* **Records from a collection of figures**
+===+

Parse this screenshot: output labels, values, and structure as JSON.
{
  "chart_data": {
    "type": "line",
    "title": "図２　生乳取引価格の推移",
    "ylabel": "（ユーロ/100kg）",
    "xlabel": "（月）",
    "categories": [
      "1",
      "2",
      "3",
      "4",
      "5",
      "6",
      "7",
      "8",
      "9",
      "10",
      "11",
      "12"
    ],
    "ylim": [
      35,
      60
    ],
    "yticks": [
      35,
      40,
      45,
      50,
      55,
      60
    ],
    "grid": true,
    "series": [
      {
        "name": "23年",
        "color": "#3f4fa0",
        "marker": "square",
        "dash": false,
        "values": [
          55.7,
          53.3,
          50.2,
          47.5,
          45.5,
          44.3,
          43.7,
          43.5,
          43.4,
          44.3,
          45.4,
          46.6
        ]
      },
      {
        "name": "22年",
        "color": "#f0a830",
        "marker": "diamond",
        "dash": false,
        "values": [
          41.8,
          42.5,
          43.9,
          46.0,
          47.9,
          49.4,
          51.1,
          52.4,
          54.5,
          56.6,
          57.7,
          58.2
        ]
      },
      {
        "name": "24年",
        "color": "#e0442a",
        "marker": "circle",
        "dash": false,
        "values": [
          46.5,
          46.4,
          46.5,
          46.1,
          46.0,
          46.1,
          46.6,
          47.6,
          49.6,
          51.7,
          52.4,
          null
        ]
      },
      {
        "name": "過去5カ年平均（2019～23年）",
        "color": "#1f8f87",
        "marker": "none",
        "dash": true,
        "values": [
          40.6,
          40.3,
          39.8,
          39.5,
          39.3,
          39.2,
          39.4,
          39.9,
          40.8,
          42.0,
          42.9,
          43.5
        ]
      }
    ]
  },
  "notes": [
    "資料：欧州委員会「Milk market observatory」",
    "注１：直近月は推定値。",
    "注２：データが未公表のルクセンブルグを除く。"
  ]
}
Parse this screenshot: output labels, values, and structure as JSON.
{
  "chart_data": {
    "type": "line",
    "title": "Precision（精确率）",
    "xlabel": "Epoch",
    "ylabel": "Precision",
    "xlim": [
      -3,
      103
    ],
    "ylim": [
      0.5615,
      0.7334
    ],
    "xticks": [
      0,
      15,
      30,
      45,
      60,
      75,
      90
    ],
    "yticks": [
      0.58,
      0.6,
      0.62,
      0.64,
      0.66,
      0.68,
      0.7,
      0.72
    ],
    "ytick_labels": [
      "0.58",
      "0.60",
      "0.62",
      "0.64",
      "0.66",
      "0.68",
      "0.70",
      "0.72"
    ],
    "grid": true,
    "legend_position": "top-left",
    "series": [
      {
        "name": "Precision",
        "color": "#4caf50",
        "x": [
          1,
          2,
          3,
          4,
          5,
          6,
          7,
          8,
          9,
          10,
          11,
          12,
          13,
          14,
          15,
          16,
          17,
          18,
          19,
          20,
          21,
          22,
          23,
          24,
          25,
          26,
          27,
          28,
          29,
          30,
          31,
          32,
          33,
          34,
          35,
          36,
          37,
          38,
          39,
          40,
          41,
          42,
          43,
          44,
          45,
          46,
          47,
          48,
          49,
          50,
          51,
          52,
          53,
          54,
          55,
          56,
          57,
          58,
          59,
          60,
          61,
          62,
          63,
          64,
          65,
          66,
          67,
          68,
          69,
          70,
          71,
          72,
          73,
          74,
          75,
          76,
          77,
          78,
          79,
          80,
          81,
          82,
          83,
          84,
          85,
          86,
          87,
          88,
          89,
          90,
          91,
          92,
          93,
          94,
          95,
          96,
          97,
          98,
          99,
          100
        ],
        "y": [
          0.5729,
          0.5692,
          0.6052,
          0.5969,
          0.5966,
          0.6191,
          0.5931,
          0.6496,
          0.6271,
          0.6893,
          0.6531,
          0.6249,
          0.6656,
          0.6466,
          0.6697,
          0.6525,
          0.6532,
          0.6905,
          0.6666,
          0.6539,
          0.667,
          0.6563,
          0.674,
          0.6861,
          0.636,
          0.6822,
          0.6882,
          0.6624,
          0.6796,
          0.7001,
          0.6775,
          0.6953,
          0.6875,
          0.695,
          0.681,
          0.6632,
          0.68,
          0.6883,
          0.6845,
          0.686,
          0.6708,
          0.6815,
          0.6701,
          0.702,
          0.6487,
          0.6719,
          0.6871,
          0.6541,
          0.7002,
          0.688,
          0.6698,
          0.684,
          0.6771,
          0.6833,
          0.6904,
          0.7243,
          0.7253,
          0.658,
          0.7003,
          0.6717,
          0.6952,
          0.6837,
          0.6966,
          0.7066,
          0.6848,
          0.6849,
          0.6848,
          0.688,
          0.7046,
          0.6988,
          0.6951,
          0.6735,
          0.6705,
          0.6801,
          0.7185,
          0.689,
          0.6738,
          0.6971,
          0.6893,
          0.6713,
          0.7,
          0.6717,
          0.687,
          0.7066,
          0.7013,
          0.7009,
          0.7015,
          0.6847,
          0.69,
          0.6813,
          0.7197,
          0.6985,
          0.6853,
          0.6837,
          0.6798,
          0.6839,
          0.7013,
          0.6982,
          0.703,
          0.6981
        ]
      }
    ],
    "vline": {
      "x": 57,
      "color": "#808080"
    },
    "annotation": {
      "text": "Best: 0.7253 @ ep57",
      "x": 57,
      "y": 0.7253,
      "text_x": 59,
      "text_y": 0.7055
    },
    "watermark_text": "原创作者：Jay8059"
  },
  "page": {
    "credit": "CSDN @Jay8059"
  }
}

+===+

* **EXERCISE**
Each line of the listing should be copied exactly.

* **PROBLEM SOLUTION**
Parse this screenshot: output labels, values, and structure as JSON.
{
  "chart_data": {
    "type": "line",
    "title": "図２　生乳取引価格の推移",
    "ylabel": "（ユーロ/100kg）",
    "xlabel": "（月）",
    "categories": [
      "1",
      "2",
      "3",
      "4",
      "5",
      "6",
      "7",
      "8",
      "9",
      "10",
      "11",
      "12"
    ],
    "ylim": [
      35,
      60
    ],
    "yticks": [
      35,
      40,
      45,
      50,
      55,
      60
    ],
    "grid": true,
    "series": [
      {
        "name": "23年",
        "color": "#3f4fa0",
        "marker": "square",
        "dash": false,
        "values": [
          55.7,
          53.3,
          50.2,
          47.5,
          45.5,
          44.3,
          43.7,
          43.5,
          43.4,
          44.3,
          45.4,
          46.6
        ]
      },
      {
        "name": "22年",
        "color": "#f0a830",
        "marker": "diamond",
        "dash": false,
        "values": [
          41.8,
          42.5,
          43.9,
          46.0,
          47.9,
          49.4,
          51.1,
          52.4,
          54.5,
          56.6,
          57.7,
          58.2
        ]
      },
      {
        "name": "24年",
        "color": "#e0442a",
        "marker": "circle",
        "dash": false,
        "values": [
          46.5,
          46.4,
          46.5,
          46.1,
          46.0,
          46.1,
          46.6,
          47.6,
          49.6,
          51.7,
          52.4,
          null
        ]
      },
      {
        "name": "過去5カ年平均（2019～23年）",
        "color": "#1f8f87",
        "marker": "none",
        "dash": true,
        "values": [
          40.6,
          40.3,
          39.8,
          39.5,
          39.3,
          39.2,
          39.4,
          39.9,
          40.8,
          42.0,
          42.9,
          43.5
        ]
      }
    ]
  },
  "notes": [
    "資料：欧州委員会「Milk market observatory」",
    "注１：直近月は推定値。",
    "注２：データが未公表のルクセンブルグを除く。"
  ]
}
Parse this screenshot: output labels, values, and structure as JSON.
{
  "chart_data": {
    "type": "line",
    "title": "Precision（精确率）",
    "xlabel": "Epoch",
    "ylabel": "Precision",
    "xlim": [
      -3,
      103
    ],
    "ylim": [
      0.5615,
      0.7334
    ],
    "xticks": [
      0,
      15,
      30,
      45,
      60,
      75,
      90
    ],
    "yticks": [
      0.58,
      0.6,
      0.62,
      0.64,
      0.66,
      0.68,
      0.7,
      0.72
    ],
    "ytick_labels": [
      "0.58",
      "0.60",
      "0.62",
      "0.64",
      "0.66",
      "0.68",
      "0.70",
      "0.72"
    ],
    "grid": true,
    "legend_position": "top-left",
    "series": [
      {
        "name": "Precision",
        "color": "#4caf50",
        "x": [
          1,
          2,
          3,
          4,
          5,
          6,
          7,
          8,
          9,
          10,
          11,
          12,
          13,
          14,
          15,
          16,
          17,
          18,
          19,
          20,
          21,
          22,
          23,
          24,
          25,
          26,
          27,
          28,
          29,
          30,
          31,
          32,
          33,
          34,
          35,
          36,
          37,
          38,
          39,
          40,
          41,
          42,
          43,
          44,
          45,
          46,
          47,
          48,
          49,
          50,
          51,
          52,
          53,
          54,
          55,
          56,
          57,
          58,
          59,
          60,
          61,
          62,
          63,
          64,
          65,
          66,
          67,
          68,
          69,
          70,
          71,
          72,
          73,
          74,
          75,
          76,
          77,
          78,
          79,
          80,
          81,
          82,
          83,
          84,
          85,
          86,
          87,
          88,
          89,
          90,
          91,
          92,
          93,
          94,
          95,
          96,
          97,
          98,
          99,
          100
        ],
        "y": [
          0.5729,
          0.5692,
          0.6052,
          0.5969,
          0.5966,
          0.6191,
          0.5931,
          0.6496,
          0.6271,
          0.6893,
          0.6531,
          0.6249,
          0.6656,
          0.6466,
          0.6697,
          0.6525,
          0.6532,
          0.6905,
          0.6666,
          0.6539,
          0.667,
          0.6563,
          0.674,
          0.6861,
          0.636,
          0.6822,
          0.6882,
          0.6624,
          0.6796,
          0.7001,
          0.6775,
          0.6953,
          0.6875,
          0.695,
          0.681,
          0.6632,
          0.68,
          0.6883,
          0.6845,
          0.686,
          0.6708,
          0.6815,
          0.6701,
          0.702,
          0.6487,
          0.6719,
          0.6871,
          0.6541,
          0.7002,
          0.688,
          0.6698,
          0.684,
          0.6771,
          0.6833,
          0.6904,
          0.7243,
          0.7253,
          0.658,
          0.7003,
          0.6717,
          0.6952,
          0.6837,
          0.6966,
          0.7066,
          0.6848,
          0.6849,
          0.6848,
          0.688,
          0.7046,
          0.6988,
          0.6951,
          0.6735,
          0.6705,
          0.6801,
          0.7185,
          0.689,
          0.6738,
          0.6971,
          0.6893,
          0.6713,
          0.7,
          0.6717,
          0.687,
          0.7066,
          0.7013,
          0.7009,
          0.7015,
          0.6847,
          0.69,
          0.6813,
          0.7197,
          0.6985,
          0.6853,
          0.6837,
          0.6798,
          0.6839,
          0.7013,
          0.6982,
          0.703,
          0.6981
        ]
      }
    ],
    "vline": {
      "x": 57,
      "color": "#808080"
    },
    "annotation": {
      "text": "Best: 0.7253 @ ep57",
      "x": 57,
      "y": 0.7253,
      "text_x": 59,
      "text_y": 0.7055
    },
    "watermark_text": "原创作者：Jay8059"
  },
  "page": {
    "credit": "CSDN @Jay8059"
  }
}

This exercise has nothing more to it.